◆ Aim ◆
Without skipping anything, write out each record below exactly.

+++ Data supplied +++

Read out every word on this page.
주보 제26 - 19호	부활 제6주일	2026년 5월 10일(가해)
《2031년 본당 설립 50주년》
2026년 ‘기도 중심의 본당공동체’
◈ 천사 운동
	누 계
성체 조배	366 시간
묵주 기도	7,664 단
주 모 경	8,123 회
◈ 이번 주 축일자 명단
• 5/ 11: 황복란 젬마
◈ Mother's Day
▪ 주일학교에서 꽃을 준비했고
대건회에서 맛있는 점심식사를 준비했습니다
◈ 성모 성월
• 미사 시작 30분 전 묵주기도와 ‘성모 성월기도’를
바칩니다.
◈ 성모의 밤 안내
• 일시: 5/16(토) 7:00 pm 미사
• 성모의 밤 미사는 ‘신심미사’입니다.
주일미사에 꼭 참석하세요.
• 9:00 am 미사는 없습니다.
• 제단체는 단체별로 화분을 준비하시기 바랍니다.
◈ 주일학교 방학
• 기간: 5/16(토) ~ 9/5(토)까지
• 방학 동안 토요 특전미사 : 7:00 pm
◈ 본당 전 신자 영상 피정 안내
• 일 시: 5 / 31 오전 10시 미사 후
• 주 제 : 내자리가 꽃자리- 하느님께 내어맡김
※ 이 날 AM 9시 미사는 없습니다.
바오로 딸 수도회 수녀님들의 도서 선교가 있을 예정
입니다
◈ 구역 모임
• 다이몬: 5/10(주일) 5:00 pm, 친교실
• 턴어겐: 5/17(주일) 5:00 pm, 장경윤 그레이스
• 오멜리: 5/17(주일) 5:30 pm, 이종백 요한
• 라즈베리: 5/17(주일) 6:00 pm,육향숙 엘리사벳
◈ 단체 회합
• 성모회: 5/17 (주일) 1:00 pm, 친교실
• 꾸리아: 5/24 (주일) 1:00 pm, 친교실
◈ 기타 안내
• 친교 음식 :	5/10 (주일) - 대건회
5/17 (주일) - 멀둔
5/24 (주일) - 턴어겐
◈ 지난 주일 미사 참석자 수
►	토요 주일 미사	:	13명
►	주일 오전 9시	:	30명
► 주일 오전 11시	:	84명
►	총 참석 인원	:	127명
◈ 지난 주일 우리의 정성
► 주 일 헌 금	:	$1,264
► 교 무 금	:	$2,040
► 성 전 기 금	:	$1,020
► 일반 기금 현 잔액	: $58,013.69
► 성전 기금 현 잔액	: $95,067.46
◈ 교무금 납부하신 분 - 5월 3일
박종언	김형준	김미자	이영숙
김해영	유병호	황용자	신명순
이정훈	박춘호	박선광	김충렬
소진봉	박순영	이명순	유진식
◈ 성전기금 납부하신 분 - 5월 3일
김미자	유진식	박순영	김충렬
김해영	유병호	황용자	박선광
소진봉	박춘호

+++

◆ Result for this exercise ◆
Read out every word on this page.
주보 제26 - 19호	부활 제6주일	2026년 5월 10일(가해)
《2031년 본당 설립 50주년》
2026년 ‘기도 중심의 본당공동체’
◈ 천사 운동
	누 계
성체 조배	366 시간
묵주 기도	7,664 단
주 모 경	8,123 회
◈ 이번 주 축일자 명단
• 5/ 11: 황복란 젬마
◈ Mother's Day
▪ 주일학교에서 꽃을 준비했고
대건회에서 맛있는 점심식사를 준비했습니다
◈ 성모 성월
• 미사 시작 30분 전 묵주기도와 ‘성모 성월기도’를
바칩니다.
◈ 성모의 밤 안내
• 일시: 5/16(토) 7:00 pm 미사
• 성모의 밤 미사는 ‘신심미사’입니다.
주일미사에 꼭 참석하세요.
• 9:00 am 미사는 없습니다.
• 제단체는 단체별로 화분을 준비하시기 바랍니다.
◈ 주일학교 방학
• 기간: 5/16(토) ~ 9/5(토)까지
• 방학 동안 토요 특전미사 : 7:00 pm
◈ 본당 전 신자 영상 피정 안내
• 일 시: 5 / 31 오전 10시 미사 후
• 주 제 : 내자리가 꽃자리- 하느님께 내어맡김
※ 이 날 AM 9시 미사는 없습니다.
바오로 딸 수도회 수녀님들의 도서 선교가 있을 예정
입니다
◈ 구역 모임
• 다이몬: 5/10(주일) 5:00 pm, 친교실
• 턴어겐: 5/17(주일) 5:00 pm, 장경윤 그레이스
• 오멜리: 5/17(주일) 5:30 pm, 이종백 요한
• 라즈베리: 5/17(주일) 6:00 pm,육향숙 엘리사벳
◈ 단체 회합
• 성모회: 5/17 (주일) 1:00 pm, 친교실
• 꾸리아: 5/24 (주일) 1:00 pm, 친교실
◈ 기타 안내
• 친교 음식 :	5/10 (주일) - 대건회
5/17 (주일) - 멀둔
5/24 (주일) - 턴어겐
◈ 지난 주일 미사 참석자 수
►	토요 주일 미사	:	13명
►	주일 오전 9시	:	30명
► 주일 오전 11시	:	84명
►	총 참석 인원	:	127명
◈ 지난 주일 우리의 정성
► 주 일 헌 금	:	$1,264
► 교 무 금	:	$2,040
► 성 전 기 금	:	$1,020
► 일반 기금 현 잔액	: $58,013.69
► 성전 기금 현 잔액	: $95,067.46
◈ 교무금 납부하신 분 - 5월 3일
박종언	김형준	김미자	이영숙
김해영	유병호	황용자	신명순
이정훈	박춘호	박선광	김충렬
소진봉	박순영	이명순	유진식
◈ 성전기금 납부하신 분 - 5월 3일
김미자	유진식	박순영	김충렬
김해영	유병호	황용자	박선광
소진봉	박춘호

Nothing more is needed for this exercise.